TASK DETAILS:
Tally every line featuring "культурные", then give that tally alone.

DATA:
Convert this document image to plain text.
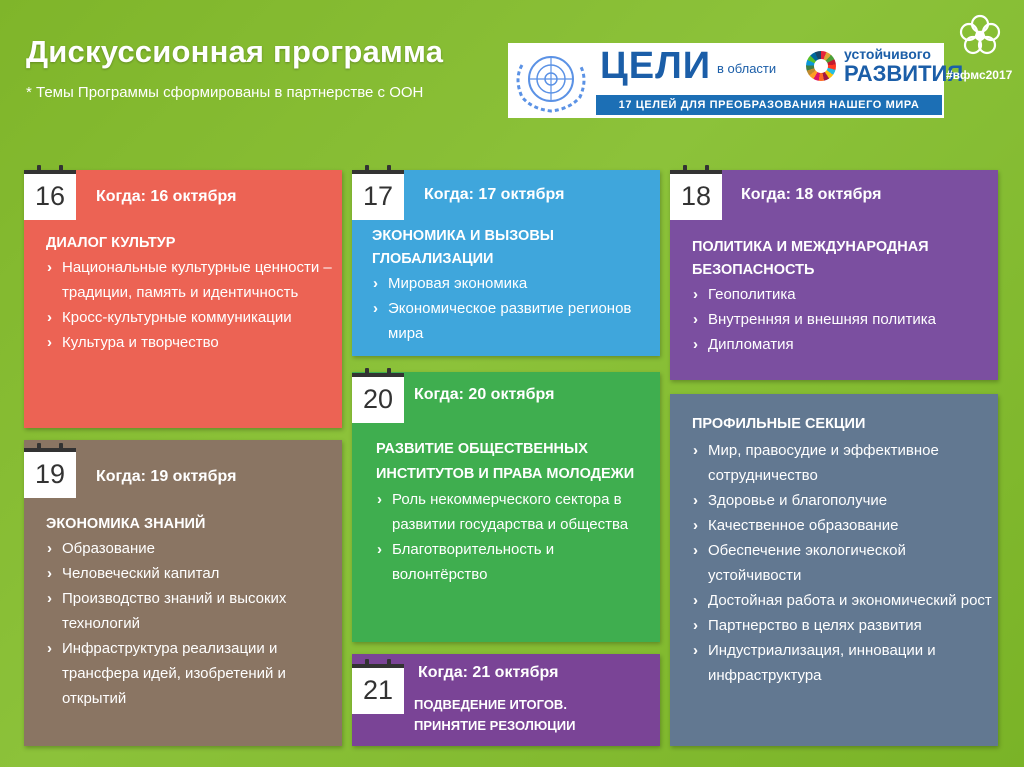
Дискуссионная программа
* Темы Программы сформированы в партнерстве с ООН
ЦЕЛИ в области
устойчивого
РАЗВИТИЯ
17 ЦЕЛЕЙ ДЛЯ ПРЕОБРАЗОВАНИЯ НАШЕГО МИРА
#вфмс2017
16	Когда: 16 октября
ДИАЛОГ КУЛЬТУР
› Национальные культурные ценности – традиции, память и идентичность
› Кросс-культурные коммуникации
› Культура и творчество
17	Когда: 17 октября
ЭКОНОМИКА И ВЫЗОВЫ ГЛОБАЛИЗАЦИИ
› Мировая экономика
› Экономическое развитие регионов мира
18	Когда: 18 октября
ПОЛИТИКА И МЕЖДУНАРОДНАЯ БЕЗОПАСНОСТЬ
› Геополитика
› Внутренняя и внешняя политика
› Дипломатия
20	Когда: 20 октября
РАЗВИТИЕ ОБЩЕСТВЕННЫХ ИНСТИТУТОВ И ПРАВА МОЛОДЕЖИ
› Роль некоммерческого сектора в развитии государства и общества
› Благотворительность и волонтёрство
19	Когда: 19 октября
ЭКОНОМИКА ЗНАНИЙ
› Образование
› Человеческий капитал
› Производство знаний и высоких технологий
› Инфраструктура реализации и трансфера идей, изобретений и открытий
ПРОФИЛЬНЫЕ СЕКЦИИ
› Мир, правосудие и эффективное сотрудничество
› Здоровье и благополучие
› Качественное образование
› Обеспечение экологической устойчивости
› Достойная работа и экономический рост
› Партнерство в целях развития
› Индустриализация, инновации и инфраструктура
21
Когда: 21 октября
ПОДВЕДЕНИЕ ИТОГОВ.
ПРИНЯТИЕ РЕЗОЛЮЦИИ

==

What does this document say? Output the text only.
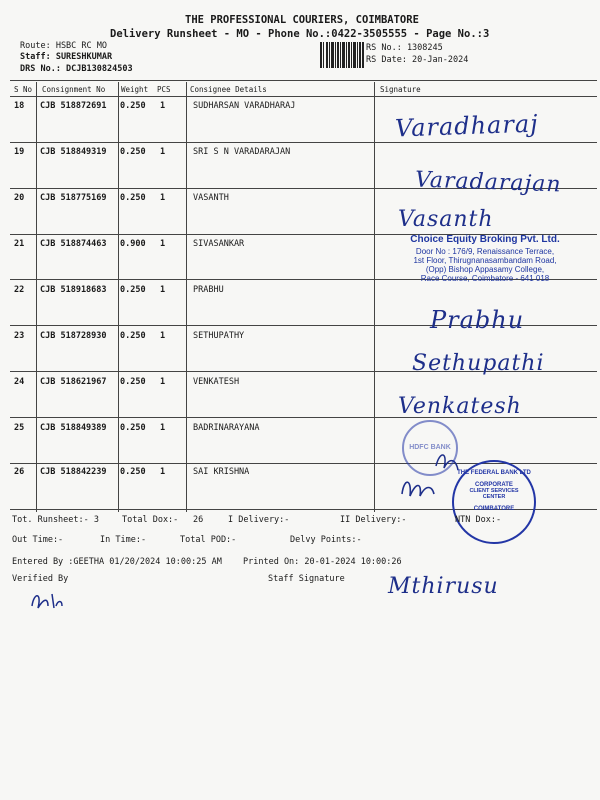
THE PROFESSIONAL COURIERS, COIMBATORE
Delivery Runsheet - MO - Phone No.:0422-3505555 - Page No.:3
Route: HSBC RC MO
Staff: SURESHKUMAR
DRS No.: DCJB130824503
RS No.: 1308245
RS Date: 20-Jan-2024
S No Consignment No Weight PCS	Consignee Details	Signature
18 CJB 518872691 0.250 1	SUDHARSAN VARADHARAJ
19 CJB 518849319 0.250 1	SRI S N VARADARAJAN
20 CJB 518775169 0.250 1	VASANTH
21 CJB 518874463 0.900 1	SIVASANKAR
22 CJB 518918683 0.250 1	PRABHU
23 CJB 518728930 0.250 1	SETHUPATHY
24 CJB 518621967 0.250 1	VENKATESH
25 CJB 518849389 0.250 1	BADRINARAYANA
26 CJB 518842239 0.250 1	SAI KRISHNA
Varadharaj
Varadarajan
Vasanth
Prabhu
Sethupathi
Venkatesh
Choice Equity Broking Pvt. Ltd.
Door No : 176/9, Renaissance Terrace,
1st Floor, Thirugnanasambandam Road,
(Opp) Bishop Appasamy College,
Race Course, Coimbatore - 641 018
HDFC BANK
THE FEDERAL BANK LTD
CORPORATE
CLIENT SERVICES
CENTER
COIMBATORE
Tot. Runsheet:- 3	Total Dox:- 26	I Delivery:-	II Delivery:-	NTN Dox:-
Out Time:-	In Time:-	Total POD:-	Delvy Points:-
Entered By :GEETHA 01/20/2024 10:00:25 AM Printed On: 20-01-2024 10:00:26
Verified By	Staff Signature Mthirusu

RESULT FOR THIS EXERCISE:
2